» **Exercices à faire**:
1. Répondez à ces questions sur l'extrait consacré aux visages du mal :
(a) Dans quel journal le récent papier de Jean-Pierre Filiu est-il paru ?
(b) Depuis quel pays les deux chercheurs syriens sont-ils entrés en contact avec un tortionnaire du régime ?
(c) D'après la fin de la réponse, quelle autre manière de combattre le mal est proposée ?
2. Reproduisez le passage de l'extrait consacré aux visages du mal, en commençant par « C’est une question » et en terminant par « par l’autre bout. ».

» **Texte source**:
***
Se battre et dénoncer un mal nommé, identifié, geôlier et tortionnaire, personnifié (Mahmoud) ou se battre et dénoncer un mal diffus, cordial et lyrique, se logeant dans les détails et dans l’endormissement des consciences, dans l’éparpillement des discours, multiforme, et œuvrant comme une drogue (Le Musée). Que pouvez-vous dire aujourd’hui avec un peu de distance de ces visages du mal, de ce qu’il faut pour les mettre au jour et les neutraliser ?

C’est une question difficile. Le visage du mal est diffus et c’est pourquoi il est de plus en plus difficile de le combattre. En ce qui concerne la Syrie, on peut parler de Bachar et de tous les crimes commis. Mais tant de choses restent méconnues, soigneusement dissimulées. Prenez ce récent papier de Jean-Pierre Filiu paru dans Le Monde. Il y relate comment deux chercheurs syriens, depuis les Pays-Bas, sont peu à peu entrés en contact avec un tortionnaire du régime, et combien il fut long et dangereux de faire affleurer les racines du mal, de le faire témoigner. En Occident, le mal aussi est diffus et sans visage. Et c’est ce qui nous tue. Avoir des milliers de flèches mais une cible toujours mouvante. Notez qu’une autre manière de combattre le mal est de se tourner vers ce qui a du sens et de nous y tenir. Fermement. C’est, au fond, neutraliser le mal par l’autre bout.
***
» **Partie données**:
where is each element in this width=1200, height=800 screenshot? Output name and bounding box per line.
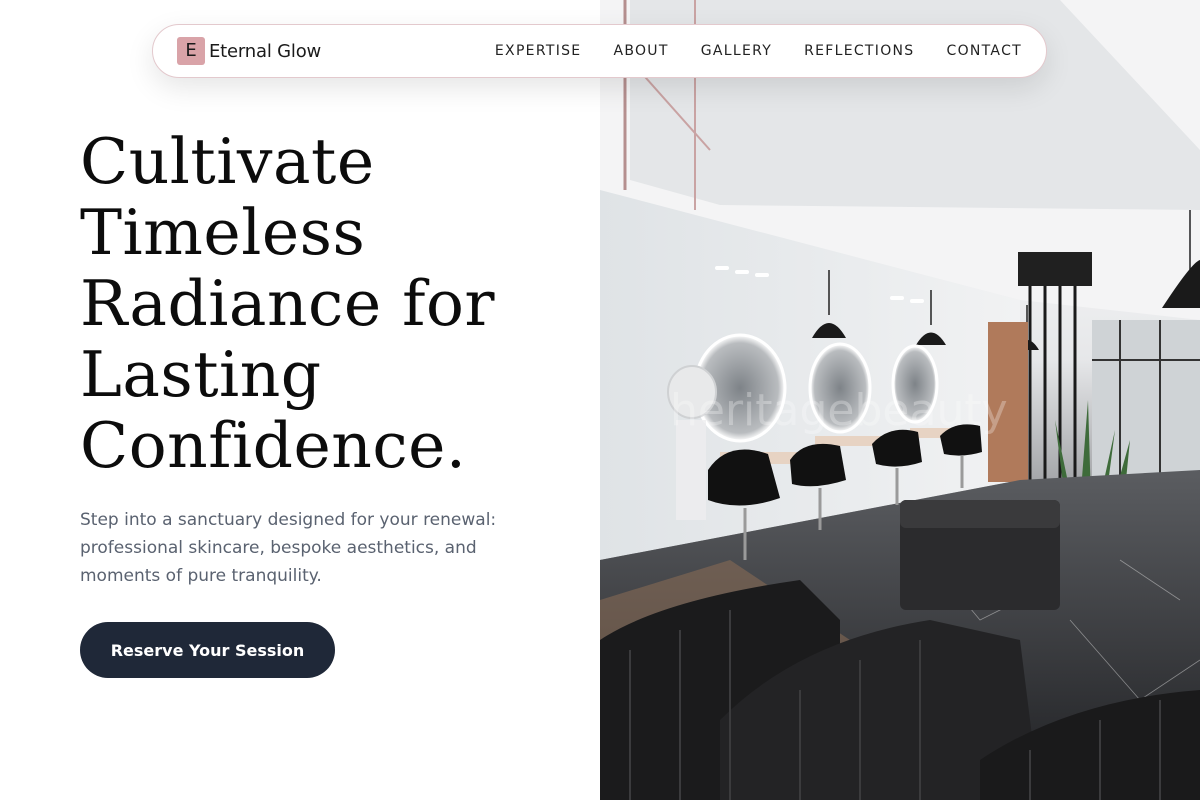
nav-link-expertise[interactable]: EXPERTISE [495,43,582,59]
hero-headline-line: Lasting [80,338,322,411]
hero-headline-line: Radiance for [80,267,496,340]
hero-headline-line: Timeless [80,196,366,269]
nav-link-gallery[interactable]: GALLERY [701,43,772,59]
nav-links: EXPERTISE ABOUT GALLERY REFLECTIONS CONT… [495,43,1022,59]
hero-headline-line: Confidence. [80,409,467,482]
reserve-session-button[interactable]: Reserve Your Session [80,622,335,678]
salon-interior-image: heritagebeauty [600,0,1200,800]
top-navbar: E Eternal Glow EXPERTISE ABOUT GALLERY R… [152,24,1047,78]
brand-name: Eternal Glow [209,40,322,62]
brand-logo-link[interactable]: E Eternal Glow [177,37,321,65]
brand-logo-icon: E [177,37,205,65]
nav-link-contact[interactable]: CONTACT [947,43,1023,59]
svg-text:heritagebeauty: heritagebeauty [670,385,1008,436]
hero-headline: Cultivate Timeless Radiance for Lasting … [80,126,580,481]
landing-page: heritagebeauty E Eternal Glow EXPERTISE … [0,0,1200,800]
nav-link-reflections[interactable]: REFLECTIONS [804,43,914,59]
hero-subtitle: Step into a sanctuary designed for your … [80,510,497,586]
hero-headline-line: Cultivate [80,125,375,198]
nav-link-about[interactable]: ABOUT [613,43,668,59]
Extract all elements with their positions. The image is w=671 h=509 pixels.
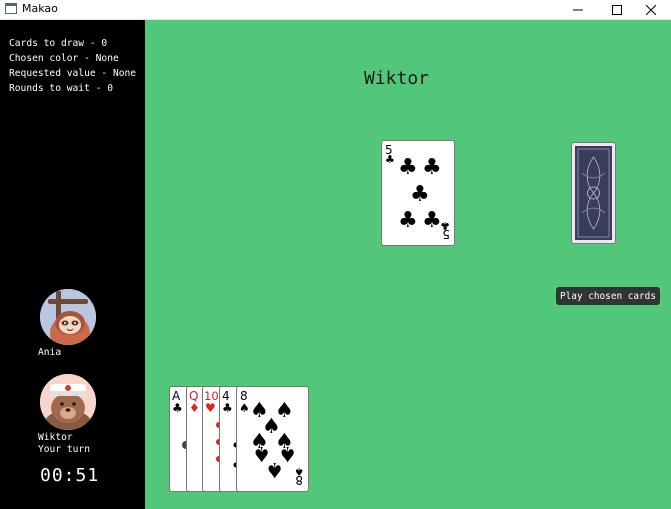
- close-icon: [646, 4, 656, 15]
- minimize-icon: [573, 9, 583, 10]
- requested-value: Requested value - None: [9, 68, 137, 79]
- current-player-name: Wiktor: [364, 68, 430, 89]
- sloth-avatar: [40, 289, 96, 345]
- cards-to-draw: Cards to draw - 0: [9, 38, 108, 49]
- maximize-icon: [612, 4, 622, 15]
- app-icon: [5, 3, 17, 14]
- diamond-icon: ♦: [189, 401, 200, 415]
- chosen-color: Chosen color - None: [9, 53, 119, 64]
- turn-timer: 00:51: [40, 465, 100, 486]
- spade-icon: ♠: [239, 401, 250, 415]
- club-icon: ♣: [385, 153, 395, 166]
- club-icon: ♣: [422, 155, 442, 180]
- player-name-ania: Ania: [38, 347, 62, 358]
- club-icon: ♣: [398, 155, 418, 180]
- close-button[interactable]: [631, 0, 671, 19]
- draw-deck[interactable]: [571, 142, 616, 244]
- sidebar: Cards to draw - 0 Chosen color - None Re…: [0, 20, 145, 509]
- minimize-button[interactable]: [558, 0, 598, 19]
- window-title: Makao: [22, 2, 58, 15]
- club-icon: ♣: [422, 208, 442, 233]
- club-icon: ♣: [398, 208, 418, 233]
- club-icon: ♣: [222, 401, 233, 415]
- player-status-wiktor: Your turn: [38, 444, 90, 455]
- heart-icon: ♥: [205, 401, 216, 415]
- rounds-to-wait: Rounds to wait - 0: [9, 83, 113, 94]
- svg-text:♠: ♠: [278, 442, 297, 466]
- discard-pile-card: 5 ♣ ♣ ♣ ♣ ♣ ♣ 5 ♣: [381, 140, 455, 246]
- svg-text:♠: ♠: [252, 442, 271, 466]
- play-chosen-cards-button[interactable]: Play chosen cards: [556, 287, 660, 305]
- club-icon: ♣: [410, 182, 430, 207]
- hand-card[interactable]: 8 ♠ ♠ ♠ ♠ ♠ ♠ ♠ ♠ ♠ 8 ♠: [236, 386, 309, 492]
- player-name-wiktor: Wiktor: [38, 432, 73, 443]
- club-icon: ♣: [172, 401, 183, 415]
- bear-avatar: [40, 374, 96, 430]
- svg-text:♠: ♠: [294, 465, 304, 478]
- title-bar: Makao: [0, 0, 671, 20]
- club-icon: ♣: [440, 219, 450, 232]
***
» **Corrigés**:
1.
(a) Dans Le Monde.
(b) Depuis les Pays-Bas.
(c) Se tourner vers ce qui a du sens et s'y tenir fermement.

2.
C’est une question difficile. Le visage du mal est diffus et c’est pourquoi il est de plus en plus difficile de le combattre. En ce qui concerne la Syrie, on peut parler de Bachar et de tous les crimes commis. Mais tant de choses restent méconnues, soigneusement dissimulées. Prenez ce récent papier de Jean-Pierre Filiu paru dans Le Monde. Il y relate comment deux chercheurs syriens, depuis les Pays-Bas, sont peu à peu entrés en contact avec un tortionnaire du régime, et combien il fut long et dangereux de faire affleurer les racines du mal, de le faire témoigner. En Occident, le mal aussi est diffus et sans visage. Et c’est ce qui nous tue. Avoir des milliers de flèches mais une cible toujours mouvante. Notez qu’une autre manière de combattre le mal est de se tourner vers ce qui a du sens et de nous y tenir. Fermement. C’est, au fond, neutraliser le mal par l’autre bout.